**STORED RECORDS:**
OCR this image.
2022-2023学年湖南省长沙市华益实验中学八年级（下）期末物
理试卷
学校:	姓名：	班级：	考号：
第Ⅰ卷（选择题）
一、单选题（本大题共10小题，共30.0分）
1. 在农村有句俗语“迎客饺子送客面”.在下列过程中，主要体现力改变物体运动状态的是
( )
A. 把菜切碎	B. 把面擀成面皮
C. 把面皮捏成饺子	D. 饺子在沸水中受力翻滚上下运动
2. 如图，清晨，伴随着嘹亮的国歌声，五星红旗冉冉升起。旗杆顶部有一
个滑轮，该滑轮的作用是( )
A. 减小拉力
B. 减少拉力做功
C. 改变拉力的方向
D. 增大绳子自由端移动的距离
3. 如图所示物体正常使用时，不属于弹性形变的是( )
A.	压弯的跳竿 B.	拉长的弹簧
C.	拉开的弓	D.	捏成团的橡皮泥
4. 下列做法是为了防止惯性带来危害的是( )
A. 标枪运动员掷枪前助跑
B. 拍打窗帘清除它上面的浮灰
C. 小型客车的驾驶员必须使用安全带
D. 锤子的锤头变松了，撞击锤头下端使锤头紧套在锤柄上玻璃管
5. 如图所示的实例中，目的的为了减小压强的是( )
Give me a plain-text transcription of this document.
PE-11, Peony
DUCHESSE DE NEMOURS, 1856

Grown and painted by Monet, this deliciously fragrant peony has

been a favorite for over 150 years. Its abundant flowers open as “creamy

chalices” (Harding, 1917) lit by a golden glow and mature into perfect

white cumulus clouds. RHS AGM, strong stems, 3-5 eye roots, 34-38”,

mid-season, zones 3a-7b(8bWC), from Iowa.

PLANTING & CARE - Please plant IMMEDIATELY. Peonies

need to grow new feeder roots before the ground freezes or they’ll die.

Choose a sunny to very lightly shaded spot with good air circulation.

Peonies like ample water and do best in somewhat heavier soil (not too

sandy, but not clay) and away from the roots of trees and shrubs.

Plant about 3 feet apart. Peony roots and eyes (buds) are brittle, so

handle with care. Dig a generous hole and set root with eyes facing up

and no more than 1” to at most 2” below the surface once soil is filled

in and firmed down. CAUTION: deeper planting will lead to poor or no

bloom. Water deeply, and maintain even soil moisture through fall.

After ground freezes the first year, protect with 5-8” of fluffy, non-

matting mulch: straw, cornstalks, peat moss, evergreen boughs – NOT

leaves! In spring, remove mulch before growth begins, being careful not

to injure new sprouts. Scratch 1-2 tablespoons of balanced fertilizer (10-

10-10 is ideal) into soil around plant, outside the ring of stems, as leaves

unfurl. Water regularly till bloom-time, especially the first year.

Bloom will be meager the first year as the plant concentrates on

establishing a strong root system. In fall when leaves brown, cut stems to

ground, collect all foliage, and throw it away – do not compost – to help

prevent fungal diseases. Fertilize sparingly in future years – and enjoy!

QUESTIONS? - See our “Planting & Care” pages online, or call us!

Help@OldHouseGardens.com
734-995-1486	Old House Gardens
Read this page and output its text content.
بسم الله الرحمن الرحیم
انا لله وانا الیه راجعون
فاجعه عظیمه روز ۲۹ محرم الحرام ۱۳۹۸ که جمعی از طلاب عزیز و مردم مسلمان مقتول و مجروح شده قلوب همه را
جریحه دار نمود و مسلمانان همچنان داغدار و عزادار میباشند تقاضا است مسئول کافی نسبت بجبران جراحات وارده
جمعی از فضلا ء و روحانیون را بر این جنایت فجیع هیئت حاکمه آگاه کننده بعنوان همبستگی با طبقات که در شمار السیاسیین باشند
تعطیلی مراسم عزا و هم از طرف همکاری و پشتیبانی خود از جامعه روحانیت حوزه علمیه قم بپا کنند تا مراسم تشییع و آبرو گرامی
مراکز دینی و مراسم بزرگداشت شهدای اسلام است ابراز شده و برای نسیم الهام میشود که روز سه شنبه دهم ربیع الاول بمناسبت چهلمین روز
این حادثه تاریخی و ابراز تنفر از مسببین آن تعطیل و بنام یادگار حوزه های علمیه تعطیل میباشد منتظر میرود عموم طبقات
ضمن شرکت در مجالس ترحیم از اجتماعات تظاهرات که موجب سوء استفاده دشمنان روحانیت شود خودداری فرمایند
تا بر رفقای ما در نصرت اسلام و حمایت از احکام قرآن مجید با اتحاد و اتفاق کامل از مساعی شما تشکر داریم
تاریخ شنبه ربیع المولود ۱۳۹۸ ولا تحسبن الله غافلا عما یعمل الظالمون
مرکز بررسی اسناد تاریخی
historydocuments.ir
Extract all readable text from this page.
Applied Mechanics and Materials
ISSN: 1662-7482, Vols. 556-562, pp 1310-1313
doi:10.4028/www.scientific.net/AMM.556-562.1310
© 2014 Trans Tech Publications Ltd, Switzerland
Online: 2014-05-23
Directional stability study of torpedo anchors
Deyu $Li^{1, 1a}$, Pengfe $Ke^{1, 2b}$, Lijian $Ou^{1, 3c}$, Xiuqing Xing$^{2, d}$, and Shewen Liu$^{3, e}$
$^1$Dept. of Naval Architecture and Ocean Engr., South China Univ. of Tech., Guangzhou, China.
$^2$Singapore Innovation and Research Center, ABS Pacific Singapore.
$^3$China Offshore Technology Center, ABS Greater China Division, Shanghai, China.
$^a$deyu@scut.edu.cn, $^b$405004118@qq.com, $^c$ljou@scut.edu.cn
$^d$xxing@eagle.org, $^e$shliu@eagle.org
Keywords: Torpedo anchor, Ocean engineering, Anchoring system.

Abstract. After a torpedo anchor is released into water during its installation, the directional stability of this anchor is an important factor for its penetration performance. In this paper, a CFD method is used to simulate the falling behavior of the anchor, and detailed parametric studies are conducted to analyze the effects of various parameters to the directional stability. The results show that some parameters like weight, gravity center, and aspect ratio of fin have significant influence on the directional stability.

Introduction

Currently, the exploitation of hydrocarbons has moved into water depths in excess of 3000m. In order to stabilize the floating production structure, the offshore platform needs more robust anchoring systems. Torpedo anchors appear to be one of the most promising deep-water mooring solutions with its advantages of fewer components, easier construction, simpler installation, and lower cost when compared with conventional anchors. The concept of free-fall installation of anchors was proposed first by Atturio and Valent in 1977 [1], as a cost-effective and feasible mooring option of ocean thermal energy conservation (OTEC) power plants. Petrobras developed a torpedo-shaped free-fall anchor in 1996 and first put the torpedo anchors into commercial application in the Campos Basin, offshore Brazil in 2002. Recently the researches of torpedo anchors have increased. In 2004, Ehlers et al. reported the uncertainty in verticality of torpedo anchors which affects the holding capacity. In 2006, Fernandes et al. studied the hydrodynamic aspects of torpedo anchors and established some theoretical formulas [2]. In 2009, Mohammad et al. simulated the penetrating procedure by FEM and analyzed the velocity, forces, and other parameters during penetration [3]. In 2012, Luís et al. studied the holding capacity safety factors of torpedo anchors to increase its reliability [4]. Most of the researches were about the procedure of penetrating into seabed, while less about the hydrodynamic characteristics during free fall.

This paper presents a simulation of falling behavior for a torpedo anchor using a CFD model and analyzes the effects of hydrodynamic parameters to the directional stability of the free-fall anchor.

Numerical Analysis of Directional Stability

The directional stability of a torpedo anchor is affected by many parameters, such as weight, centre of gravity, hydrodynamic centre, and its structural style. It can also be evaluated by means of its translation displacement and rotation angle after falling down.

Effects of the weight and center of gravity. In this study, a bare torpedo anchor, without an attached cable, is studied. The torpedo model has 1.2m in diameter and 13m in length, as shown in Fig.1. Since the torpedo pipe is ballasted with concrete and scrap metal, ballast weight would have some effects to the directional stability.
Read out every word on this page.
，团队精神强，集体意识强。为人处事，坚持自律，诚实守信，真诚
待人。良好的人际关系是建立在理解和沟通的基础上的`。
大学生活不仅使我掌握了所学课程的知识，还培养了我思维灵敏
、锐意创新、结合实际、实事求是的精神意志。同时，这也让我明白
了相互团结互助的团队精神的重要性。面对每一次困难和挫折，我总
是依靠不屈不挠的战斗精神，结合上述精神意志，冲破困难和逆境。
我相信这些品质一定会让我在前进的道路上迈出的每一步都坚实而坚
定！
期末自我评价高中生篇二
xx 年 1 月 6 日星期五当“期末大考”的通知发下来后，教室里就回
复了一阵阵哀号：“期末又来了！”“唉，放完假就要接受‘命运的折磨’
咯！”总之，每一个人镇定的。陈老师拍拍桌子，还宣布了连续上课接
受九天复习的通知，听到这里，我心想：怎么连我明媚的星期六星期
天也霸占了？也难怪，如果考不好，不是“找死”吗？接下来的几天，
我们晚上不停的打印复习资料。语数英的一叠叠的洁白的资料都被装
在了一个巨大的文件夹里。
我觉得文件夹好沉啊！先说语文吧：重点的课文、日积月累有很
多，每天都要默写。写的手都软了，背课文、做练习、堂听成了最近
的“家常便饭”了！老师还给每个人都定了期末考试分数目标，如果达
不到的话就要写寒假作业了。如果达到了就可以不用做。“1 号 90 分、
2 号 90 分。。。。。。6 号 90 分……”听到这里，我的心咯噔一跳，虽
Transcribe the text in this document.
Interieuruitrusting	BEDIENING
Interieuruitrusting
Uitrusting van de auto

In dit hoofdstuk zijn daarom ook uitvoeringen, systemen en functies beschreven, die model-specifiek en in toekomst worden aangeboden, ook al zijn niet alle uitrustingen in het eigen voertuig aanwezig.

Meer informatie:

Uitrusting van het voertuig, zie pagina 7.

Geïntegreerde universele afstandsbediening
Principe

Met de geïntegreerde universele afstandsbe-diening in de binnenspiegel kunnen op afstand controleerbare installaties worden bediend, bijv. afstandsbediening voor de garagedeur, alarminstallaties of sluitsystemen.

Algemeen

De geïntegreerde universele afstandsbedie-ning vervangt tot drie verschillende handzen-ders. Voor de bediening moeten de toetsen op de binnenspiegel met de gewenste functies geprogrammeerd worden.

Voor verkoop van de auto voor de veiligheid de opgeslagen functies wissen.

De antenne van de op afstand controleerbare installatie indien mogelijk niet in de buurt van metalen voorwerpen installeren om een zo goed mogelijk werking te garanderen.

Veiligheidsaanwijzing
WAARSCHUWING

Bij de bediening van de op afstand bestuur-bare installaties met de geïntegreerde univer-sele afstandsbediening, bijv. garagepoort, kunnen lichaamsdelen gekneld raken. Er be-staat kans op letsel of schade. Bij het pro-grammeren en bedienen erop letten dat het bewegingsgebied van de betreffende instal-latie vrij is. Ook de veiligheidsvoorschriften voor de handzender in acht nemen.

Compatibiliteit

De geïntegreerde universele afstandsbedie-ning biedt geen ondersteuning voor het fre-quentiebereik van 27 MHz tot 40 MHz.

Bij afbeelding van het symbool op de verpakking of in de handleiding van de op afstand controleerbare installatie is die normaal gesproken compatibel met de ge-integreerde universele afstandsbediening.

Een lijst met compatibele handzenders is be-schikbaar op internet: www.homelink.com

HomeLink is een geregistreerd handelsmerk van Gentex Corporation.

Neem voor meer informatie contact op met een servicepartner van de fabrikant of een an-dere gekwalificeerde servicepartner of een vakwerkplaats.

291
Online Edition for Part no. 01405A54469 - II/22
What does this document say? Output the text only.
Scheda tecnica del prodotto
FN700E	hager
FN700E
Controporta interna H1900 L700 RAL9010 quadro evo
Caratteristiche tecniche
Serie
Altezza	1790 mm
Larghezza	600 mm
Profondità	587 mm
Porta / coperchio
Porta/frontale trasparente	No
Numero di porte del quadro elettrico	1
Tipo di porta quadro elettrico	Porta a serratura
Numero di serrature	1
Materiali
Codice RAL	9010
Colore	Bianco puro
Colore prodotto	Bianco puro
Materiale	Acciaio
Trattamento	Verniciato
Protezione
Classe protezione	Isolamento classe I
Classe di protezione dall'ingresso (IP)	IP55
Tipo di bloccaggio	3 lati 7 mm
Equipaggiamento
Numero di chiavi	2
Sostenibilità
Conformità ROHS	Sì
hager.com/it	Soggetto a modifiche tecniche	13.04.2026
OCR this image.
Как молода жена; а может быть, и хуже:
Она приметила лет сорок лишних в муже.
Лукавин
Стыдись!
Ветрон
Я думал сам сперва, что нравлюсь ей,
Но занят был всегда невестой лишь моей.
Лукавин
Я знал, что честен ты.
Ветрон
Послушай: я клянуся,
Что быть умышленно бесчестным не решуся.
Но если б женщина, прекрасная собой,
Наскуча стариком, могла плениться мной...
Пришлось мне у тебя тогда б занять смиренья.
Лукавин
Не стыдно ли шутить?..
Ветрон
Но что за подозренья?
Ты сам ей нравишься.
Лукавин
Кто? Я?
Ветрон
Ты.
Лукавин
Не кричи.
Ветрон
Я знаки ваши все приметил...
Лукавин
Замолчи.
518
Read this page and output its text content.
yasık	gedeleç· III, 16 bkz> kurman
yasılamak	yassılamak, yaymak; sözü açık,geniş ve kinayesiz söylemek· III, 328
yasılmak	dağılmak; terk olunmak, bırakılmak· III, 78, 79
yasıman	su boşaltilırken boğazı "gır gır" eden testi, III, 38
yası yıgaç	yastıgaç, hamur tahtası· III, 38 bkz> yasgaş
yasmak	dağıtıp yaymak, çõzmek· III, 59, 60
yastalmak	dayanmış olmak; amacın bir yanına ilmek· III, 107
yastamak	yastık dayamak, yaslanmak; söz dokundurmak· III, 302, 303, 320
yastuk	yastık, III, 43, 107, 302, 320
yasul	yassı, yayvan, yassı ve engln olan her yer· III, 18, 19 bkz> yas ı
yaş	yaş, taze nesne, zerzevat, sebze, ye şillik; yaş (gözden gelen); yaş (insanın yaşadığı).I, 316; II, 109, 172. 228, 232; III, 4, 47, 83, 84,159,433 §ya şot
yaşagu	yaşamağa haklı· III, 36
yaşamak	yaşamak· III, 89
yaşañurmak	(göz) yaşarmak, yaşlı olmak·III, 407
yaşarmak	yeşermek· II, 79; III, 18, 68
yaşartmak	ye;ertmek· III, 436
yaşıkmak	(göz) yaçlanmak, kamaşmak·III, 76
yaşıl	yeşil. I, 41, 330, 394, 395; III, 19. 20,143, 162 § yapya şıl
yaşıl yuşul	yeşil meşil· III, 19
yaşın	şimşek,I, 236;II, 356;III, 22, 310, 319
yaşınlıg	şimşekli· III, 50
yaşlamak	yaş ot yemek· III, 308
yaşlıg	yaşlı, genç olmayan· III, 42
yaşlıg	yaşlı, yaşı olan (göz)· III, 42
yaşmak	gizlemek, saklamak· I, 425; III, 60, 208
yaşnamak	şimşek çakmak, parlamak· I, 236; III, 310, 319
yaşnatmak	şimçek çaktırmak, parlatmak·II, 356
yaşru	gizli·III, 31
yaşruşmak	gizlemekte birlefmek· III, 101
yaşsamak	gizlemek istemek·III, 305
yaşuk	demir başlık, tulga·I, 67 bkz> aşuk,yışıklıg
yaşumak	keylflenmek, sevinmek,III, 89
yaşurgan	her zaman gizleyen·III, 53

**PROMPT:**
Using the records above, gather all lines where the string "yaymak" is present.

**RESULT:**
yasılamak	yassılamak, yaymak; sözü açık,geniş ve kinayesiz söylemek· III, 328
yasmak	dağıtıp yaymak, çõzmek· III, 59, 60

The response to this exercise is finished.